━━━ RAW DATA ━━━

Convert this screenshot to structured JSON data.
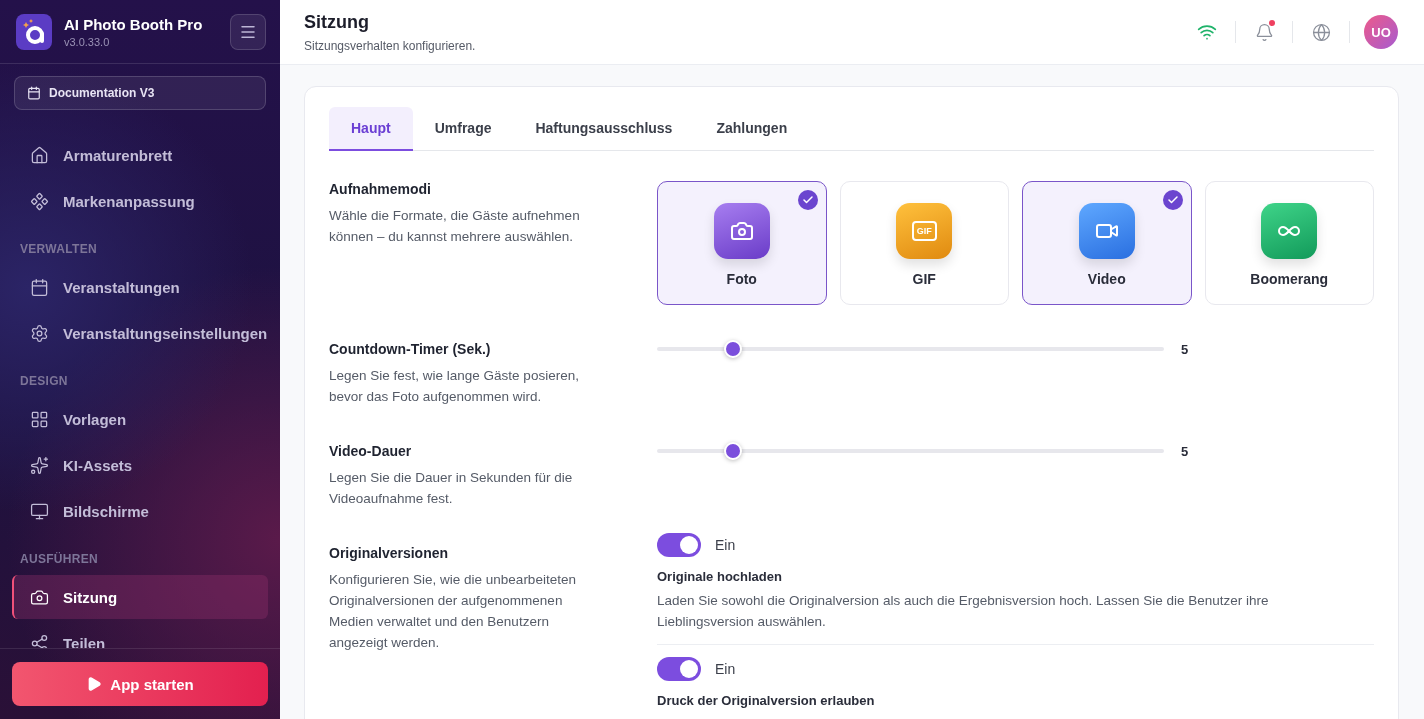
{
  "sidebar": {
    "app": {
      "name": "AI Photo Booth Pro",
      "version": "v3.0.33.0"
    },
    "event_button": {
      "label": "Documentation V3"
    },
    "sections": [
      {
        "items": [
          {
            "label": "Armaturenbrett",
            "selected": false
          },
          {
            "label": "Markenanpassung",
            "selected": false
          }
        ]
      },
      {
        "title": "VERWALTEN",
        "items": [
          {
            "label": "Veranstaltungen",
            "selected": false
          },
          {
            "label": "Veranstaltungseinstellungen",
            "selected": false
          }
        ]
      },
      {
        "title": "DESIGN",
        "items": [
          {
            "label": "Vorlagen",
            "selected": false
          },
          {
            "label": "KI-Assets",
            "selected": false
          },
          {
            "label": "Bildschirme",
            "selected": false
          }
        ]
      },
      {
        "title": "AUSFÜHREN",
        "items": [
          {
            "label": "Sitzung",
            "selected": true
          },
          {
            "label": "Teilen",
            "selected": false
          }
        ]
      }
    ],
    "launch_button": {
      "label": "App starten"
    }
  },
  "header": {
    "title": "Sitzung",
    "subtitle": "Sitzungsverhalten konfigurieren.",
    "notification_dot": true,
    "avatar": "UO"
  },
  "tabs": [
    {
      "label": "Haupt",
      "selected": true
    },
    {
      "label": "Umfrage",
      "selected": false
    },
    {
      "label": "Haftungsausschluss",
      "selected": false
    },
    {
      "label": "Zahlungen",
      "selected": false
    }
  ],
  "settings": [
    {
      "kind": "modes",
      "title": "Aufnahmemodi",
      "description": "Wähle die Formate, die Gäste aufnehmen können – du kannst mehrere auswählen.",
      "modes": [
        {
          "label": "Foto",
          "selected": true
        },
        {
          "label": "GIF",
          "selected": false,
          "icon_text": "GIF"
        },
        {
          "label": "Video",
          "selected": true
        },
        {
          "label": "Boomerang",
          "selected": false
        }
      ]
    },
    {
      "kind": "slider",
      "title": "Countdown-Timer (Sek.)",
      "description": "Legen Sie fest, wie lange Gäste posieren, bevor das Foto aufgenommen wird.",
      "level": 0.15,
      "reading": "5"
    },
    {
      "kind": "slider",
      "title": "Video-Dauer",
      "description": "Legen Sie die Dauer in Sekunden für die Videoaufnahme fest.",
      "level": 0.15,
      "reading": "5"
    },
    {
      "kind": "toggles",
      "title": "Originalversionen",
      "description": "Konfigurieren Sie, wie die unbearbeiteten Originalversionen der aufgenommenen Medien verwaltet und den Benutzern angezeigt werden.",
      "toggles": [
        {
          "on": true,
          "state_label": "Ein",
          "title": "Originale hochladen",
          "description": "Laden Sie sowohl die Originalversion als auch die Ergebnisversion hoch. Lassen Sie die Benutzer ihre Lieblingsversion auswählen."
        },
        {
          "on": true,
          "state_label": "Ein",
          "title": "Druck der Originalversion erlauben"
        }
      ]
    }
  ]
}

━━━

[PROBLEM DESCRIPTION] Out of the entries, pull every line that mentions "kind".

[EXERCISE ANSWER]
      "kind": "modes",
      "kind": "slider",
      "kind": "slider",
      "kind": "toggles",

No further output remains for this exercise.